Requirement 1 ->
Answer these questions about the passage on arguments and misunderstandings:
(a) What is the first step?
(b) What question should you first ask yourself?
(c) In the last paragraph, what should you tell yourself?

** Begin Quoted passage **

I’m sorry that you’ve been experiencing this. When we have arguments and misunderstandings with someone important to us, it can be so frustrating and upsetting, and sometimes even seem hopeless.
Fortunately, this situation can be resolved when you know how to do this.
The first step is to recognize that these are reflections of arguments and misunderstandings within you. In other words, in some area or areas of your life, you haven’t been listening to your own internal guidance. You’ve kept yourself limited in your conception of what is possible for you to experience. You’ve focused on what makes you feel bad, and ignored, dismissed, or tuned out your own internal guidance. And you’ve essentially been in the wrong place and doing the wrong thing in some way in relation to what would actually lead you to the experience of life that you want.
First, ask yourself, “What have these arguments and misunderstandings made me think and feel?”
Perhaps they’ve made you feel misunderstood, not listened to, ignored, dismissed, tuned out, unimportant, like you’re causing conflict or like conflict can’t be avoided, like you can’t do anything right, like you’re walking on eggshells, worried, afraid, like you can’t speak, like you don’t have any control, etc.
If you pay attention to the details of the arguments and misunderstandings with this person, you can get a better idea of where your arguments and misunderstandings with yourself have existed. When you look in the mirror, you see an accurate reflection of yourself. So are the arguments and misunderstandings about your career? Money? Your health? Your living situation? Your romantic relationship? A friendship? Your family?
Once you identify what these arguments and misunderstandings have made you feel, and in regard to which areas of your life you’ve been making your own internal guidance feel this, apologize to your internal guidance for making it feel these ways, and let it know what you’d like to make it feel instead going forward. In other words, tell yourself what you’d ideally like to hear from this other person.

** End Quoted passage **
** Begin Rows **

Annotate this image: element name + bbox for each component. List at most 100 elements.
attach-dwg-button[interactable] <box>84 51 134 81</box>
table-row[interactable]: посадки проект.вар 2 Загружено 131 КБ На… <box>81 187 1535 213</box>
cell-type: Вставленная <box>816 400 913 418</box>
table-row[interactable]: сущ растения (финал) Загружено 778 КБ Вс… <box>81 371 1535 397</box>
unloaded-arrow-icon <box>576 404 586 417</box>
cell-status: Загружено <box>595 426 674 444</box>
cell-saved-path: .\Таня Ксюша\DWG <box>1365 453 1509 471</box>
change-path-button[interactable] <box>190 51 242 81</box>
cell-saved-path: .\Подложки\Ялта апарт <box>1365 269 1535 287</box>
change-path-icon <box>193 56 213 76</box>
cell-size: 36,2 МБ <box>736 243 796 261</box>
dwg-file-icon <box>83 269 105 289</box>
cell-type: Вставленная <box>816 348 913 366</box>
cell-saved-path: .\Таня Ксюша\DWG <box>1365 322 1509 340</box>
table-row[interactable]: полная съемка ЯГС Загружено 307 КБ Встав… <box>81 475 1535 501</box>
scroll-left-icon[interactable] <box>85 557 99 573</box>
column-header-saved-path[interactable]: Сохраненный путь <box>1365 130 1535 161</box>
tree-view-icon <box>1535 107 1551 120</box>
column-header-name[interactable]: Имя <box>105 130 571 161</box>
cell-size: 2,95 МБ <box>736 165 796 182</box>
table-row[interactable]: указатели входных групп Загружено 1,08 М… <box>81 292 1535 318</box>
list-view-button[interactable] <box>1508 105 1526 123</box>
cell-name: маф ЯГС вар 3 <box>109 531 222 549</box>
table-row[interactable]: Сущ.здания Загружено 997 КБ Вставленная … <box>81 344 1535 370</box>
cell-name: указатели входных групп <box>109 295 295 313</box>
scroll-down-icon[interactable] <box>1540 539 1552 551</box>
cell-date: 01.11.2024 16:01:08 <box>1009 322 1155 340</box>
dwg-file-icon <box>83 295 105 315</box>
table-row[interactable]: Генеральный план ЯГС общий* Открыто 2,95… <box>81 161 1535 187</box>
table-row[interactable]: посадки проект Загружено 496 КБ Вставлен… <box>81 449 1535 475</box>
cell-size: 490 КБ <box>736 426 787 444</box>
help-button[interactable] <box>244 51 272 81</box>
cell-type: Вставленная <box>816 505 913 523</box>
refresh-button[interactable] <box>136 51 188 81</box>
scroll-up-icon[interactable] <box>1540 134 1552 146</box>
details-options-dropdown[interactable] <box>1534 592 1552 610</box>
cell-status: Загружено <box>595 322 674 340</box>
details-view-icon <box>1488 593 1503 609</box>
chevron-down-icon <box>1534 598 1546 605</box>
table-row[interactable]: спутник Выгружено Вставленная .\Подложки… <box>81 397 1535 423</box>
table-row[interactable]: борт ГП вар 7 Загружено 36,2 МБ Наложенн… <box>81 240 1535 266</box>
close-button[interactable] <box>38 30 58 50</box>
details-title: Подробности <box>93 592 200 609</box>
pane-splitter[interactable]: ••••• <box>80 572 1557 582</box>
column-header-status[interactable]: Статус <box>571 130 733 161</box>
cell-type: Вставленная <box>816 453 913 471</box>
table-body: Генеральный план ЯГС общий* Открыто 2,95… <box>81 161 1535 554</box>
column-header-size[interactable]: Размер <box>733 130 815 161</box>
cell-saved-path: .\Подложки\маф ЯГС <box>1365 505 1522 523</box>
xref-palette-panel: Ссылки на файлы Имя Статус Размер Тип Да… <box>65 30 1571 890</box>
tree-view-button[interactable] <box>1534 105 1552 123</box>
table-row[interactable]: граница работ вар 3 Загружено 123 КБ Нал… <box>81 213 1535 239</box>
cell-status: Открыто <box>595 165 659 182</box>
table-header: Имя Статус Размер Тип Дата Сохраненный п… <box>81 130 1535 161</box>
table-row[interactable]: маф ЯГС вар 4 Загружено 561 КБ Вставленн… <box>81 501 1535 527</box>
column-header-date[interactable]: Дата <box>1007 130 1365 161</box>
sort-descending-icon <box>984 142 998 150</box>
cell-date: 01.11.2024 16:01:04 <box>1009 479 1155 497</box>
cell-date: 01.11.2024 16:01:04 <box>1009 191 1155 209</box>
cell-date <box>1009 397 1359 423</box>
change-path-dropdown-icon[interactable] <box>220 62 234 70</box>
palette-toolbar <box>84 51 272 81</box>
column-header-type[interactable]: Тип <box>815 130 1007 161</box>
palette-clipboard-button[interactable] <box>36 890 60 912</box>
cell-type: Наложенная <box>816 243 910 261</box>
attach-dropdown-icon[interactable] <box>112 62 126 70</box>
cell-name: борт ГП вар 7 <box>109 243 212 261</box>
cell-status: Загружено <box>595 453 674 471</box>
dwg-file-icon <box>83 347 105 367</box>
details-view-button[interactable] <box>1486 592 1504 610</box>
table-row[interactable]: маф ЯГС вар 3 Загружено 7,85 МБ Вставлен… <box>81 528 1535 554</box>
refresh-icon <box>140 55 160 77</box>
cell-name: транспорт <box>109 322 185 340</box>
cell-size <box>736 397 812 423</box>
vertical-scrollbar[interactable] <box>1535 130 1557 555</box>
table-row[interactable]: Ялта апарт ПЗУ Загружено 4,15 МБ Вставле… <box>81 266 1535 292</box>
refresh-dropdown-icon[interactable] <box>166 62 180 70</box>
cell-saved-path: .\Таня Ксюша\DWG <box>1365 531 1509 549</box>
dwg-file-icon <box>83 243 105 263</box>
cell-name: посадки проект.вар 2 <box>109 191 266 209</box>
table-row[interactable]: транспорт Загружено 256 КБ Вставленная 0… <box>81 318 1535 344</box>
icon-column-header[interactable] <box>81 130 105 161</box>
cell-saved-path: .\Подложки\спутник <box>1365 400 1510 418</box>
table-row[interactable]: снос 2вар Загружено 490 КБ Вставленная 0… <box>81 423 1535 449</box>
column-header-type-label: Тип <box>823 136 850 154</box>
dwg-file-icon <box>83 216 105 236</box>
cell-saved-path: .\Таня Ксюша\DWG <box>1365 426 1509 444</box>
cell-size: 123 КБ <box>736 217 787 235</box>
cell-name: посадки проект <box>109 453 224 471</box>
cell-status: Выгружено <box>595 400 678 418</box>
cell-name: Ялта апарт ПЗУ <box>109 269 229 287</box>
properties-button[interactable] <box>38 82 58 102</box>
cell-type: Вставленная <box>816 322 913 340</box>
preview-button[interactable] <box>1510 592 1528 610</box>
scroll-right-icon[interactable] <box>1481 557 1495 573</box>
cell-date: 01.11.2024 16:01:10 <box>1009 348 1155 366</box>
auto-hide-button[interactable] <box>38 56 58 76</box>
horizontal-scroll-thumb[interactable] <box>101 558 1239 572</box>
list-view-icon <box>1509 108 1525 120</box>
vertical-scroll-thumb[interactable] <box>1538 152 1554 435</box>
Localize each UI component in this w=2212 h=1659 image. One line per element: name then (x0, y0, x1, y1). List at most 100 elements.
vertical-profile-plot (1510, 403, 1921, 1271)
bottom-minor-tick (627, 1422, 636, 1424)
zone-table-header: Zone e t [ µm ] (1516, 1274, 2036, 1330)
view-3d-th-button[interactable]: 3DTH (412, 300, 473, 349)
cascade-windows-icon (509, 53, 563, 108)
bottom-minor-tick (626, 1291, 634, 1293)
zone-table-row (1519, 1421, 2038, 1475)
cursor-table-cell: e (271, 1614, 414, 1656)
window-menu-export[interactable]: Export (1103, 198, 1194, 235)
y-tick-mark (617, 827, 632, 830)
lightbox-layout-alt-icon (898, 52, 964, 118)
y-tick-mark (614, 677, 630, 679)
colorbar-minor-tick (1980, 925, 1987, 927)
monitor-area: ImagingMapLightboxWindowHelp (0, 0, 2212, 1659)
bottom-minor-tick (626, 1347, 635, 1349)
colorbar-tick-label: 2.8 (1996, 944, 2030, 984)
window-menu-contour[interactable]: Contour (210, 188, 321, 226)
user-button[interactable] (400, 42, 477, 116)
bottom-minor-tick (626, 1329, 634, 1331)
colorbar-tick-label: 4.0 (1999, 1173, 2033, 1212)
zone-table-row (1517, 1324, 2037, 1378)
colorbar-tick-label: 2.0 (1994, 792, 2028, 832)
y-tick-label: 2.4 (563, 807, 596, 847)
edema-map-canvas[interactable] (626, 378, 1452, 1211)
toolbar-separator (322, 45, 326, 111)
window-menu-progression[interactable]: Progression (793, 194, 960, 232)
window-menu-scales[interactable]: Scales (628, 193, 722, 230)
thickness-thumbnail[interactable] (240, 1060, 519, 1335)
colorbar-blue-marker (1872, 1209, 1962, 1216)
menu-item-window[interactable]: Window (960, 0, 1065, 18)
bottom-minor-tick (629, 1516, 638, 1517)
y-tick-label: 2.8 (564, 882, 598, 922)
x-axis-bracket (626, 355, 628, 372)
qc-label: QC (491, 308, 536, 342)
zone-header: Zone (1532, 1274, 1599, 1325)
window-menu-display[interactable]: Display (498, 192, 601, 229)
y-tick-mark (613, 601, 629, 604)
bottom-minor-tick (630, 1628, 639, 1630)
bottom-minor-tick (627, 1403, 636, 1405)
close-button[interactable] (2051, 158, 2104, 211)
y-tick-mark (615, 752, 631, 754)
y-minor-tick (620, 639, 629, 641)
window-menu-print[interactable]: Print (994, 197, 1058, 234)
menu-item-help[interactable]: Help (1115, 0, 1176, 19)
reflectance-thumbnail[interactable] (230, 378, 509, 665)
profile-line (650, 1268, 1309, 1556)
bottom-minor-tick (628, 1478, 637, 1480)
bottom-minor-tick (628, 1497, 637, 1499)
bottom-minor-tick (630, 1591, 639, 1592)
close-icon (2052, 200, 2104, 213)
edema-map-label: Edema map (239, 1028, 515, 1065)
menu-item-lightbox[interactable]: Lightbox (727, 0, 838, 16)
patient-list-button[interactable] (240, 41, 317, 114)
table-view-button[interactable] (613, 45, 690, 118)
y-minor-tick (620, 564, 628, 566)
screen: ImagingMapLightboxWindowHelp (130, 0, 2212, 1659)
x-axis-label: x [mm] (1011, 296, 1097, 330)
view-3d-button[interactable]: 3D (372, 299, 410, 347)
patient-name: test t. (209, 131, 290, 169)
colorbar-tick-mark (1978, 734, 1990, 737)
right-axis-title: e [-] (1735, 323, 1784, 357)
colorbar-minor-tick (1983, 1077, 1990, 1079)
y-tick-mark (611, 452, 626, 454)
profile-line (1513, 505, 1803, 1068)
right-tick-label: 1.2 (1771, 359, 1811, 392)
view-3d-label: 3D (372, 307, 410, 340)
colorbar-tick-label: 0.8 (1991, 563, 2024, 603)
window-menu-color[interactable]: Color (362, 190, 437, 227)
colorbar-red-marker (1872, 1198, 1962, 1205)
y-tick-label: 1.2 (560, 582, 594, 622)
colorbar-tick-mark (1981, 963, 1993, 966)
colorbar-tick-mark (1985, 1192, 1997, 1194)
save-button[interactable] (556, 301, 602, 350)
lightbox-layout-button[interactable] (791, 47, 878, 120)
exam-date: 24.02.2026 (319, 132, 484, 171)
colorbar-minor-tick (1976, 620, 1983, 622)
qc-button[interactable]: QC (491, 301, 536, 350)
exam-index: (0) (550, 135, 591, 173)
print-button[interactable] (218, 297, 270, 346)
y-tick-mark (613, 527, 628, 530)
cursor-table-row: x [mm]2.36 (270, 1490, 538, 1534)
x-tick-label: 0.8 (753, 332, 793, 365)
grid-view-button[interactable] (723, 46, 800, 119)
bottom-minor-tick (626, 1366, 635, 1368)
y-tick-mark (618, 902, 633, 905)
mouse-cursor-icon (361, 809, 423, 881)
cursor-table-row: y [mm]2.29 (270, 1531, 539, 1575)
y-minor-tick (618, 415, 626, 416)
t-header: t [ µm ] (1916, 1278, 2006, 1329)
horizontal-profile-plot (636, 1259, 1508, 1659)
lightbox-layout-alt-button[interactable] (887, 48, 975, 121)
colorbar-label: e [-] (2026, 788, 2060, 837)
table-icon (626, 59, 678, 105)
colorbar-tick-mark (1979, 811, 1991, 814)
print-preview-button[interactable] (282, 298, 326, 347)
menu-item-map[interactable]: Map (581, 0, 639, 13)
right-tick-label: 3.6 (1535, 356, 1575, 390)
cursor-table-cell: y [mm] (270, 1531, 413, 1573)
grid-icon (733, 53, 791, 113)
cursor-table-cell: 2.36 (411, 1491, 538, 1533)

** End Rows **

Requirement 2 -> Turn the part of the listing that opens with its first line and closes with the line containing "cell-size: 2,95 МБ <box>736 165 796 182</box>" into a numbered list, leaving out blank lines.

Full solution 1 ->
(a) Recognize that these are reflections of arguments and misunderstandings within you.
(b) "What have these arguments and misunderstandings made me think and feel?"
(c) What you'd ideally like to hear from this other person.

Full solution 2 ->
1. Annotate this image: element name + bbox for each component. List at most 100 elements.
2. attach-dwg-button[interactable] <box>84 51 134 81</box>
3. table-row[interactable]: посадки проект.вар 2 Загружено 131 КБ На… <box>81 187 1535 213</box>
4. cell-type: Вставленная <box>816 400 913 418</box>
5. table-row[interactable]: сущ растения (финал) Загружено 778 КБ Вс… <box>81 371 1535 397</box>
6. unloaded-arrow-icon <box>576 404 586 417</box>
7. cell-status: Загружено <box>595 426 674 444</box>
8. cell-saved-path: .\Таня Ксюша\DWG <box>1365 453 1509 471</box>
9. change-path-button[interactable] <box>190 51 242 81</box>
10. cell-saved-path: .\Подложки\Ялта апарт <box>1365 269 1535 287</box>
11. change-path-icon <box>193 56 213 76</box>
12. cell-size: 36,2 МБ <box>736 243 796 261</box>
13. dwg-file-icon <box>83 269 105 289</box>
14. cell-type: Вставленная <box>816 348 913 366</box>
15. cell-saved-path: .\Таня Ксюша\DWG <box>1365 322 1509 340</box>
16. table-row[interactable]: полная съемка ЯГС Загружено 307 КБ Встав… <box>81 475 1535 501</box>
17. scroll-left-icon[interactable] <box>85 557 99 573</box>
18. column-header-saved-path[interactable]: Сохраненный путь <box>1365 130 1535 161</box>
19. tree-view-icon <box>1535 107 1551 120</box>
20. column-header-name[interactable]: Имя <box>105 130 571 161</box>
21. cell-size: 2,95 МБ <box>736 165 796 182</box>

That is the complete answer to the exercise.